Report the count of lines below in which the string "Objects" occurs; include nothing else.

#### Provided data

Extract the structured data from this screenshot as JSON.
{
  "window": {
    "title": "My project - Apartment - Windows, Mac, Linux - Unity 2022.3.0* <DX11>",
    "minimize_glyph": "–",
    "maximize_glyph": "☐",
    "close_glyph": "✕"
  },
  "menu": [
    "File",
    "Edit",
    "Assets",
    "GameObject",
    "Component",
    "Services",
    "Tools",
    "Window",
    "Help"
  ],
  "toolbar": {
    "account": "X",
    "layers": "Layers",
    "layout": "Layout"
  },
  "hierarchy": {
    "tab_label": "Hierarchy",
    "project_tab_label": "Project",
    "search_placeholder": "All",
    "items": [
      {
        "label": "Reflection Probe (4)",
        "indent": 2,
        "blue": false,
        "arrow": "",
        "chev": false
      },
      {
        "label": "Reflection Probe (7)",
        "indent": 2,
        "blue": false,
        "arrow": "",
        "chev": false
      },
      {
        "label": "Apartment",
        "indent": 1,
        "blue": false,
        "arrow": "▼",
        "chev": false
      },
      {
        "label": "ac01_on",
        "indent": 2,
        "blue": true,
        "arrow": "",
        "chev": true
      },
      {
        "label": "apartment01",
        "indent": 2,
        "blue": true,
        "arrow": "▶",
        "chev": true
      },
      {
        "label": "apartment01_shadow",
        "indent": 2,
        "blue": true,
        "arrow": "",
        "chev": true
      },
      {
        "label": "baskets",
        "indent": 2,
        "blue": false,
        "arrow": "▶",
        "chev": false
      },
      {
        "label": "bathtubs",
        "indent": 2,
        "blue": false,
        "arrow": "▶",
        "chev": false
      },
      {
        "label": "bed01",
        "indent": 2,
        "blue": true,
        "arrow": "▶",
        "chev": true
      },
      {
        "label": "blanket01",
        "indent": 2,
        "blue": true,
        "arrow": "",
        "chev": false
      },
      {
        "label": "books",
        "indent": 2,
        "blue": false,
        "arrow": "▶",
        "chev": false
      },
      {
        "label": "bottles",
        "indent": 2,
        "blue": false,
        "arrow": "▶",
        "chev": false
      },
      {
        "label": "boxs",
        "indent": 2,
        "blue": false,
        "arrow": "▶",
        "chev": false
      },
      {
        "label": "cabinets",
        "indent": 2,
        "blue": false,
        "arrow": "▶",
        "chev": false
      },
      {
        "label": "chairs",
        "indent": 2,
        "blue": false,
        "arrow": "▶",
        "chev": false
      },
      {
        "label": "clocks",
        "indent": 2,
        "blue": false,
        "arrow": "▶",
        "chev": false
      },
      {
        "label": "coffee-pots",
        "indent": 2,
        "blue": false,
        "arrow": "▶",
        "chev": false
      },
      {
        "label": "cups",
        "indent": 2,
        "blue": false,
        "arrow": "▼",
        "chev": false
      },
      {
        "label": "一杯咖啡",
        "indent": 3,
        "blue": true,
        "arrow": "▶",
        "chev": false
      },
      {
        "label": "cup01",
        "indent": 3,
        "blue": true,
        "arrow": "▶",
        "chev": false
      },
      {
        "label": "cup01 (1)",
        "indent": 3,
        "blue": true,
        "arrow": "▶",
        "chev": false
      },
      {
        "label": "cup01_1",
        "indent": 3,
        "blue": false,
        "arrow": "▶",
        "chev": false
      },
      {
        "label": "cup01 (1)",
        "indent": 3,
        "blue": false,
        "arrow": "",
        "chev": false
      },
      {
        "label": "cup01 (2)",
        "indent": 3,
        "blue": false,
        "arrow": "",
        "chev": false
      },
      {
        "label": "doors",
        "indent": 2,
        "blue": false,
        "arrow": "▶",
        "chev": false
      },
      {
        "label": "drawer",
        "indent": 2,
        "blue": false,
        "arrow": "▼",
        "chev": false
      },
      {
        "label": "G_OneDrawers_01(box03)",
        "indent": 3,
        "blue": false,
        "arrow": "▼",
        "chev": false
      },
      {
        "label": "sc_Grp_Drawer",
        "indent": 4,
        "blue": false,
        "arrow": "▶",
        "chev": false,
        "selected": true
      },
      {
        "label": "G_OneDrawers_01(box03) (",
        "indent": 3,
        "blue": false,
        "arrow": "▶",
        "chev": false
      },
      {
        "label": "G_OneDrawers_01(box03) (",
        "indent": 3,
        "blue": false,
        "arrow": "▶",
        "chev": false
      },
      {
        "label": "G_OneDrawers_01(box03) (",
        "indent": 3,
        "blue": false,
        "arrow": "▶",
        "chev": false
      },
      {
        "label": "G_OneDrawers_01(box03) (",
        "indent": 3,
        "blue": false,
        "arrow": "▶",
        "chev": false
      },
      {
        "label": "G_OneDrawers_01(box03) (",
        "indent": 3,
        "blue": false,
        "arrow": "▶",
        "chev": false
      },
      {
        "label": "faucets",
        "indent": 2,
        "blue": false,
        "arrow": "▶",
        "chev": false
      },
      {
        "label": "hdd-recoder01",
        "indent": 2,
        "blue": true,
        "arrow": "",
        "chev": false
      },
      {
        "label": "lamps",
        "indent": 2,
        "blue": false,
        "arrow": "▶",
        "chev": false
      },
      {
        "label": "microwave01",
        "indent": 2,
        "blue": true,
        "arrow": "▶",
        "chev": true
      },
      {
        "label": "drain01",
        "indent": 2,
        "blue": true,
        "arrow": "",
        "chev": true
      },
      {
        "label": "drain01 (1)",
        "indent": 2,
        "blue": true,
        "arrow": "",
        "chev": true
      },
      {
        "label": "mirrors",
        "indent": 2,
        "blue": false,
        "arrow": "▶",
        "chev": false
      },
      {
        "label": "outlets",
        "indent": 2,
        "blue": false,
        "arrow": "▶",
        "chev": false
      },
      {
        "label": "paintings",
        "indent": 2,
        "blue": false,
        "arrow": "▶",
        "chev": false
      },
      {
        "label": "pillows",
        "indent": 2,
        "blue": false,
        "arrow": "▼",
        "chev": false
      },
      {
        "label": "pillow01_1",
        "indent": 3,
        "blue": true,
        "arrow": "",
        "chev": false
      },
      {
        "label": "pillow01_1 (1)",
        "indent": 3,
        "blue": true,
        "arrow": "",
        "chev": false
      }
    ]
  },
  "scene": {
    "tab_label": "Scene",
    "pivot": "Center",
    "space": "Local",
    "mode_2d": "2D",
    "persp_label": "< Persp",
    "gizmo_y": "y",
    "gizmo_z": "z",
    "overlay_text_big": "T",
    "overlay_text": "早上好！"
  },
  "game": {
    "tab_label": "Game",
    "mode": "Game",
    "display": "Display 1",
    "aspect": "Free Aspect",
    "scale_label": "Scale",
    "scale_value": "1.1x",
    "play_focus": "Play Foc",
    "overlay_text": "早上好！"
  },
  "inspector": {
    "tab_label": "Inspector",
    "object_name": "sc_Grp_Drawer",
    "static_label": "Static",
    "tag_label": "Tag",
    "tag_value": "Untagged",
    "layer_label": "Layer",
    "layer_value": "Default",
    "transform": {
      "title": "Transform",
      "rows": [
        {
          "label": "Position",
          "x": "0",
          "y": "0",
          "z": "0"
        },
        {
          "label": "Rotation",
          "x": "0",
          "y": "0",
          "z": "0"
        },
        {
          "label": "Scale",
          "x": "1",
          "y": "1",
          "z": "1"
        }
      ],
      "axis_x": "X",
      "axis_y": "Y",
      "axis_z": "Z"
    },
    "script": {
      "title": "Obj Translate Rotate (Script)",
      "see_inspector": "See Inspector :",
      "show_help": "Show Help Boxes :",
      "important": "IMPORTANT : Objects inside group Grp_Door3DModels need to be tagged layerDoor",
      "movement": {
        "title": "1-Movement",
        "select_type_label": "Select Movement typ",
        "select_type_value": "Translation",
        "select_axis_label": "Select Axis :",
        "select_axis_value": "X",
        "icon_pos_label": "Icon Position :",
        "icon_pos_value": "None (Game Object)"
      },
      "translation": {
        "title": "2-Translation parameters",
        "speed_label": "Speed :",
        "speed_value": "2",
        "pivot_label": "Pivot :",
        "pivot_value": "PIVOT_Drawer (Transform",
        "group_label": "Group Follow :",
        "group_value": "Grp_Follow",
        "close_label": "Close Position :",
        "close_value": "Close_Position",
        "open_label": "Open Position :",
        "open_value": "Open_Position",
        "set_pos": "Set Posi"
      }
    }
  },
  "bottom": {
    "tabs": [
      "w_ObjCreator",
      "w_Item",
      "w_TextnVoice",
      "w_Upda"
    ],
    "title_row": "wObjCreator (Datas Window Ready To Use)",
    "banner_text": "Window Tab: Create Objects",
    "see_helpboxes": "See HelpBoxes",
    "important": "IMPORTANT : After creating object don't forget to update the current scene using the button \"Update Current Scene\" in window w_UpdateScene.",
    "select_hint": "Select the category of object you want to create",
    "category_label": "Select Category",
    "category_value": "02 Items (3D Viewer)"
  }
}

########

▶ _Exercise output_: 2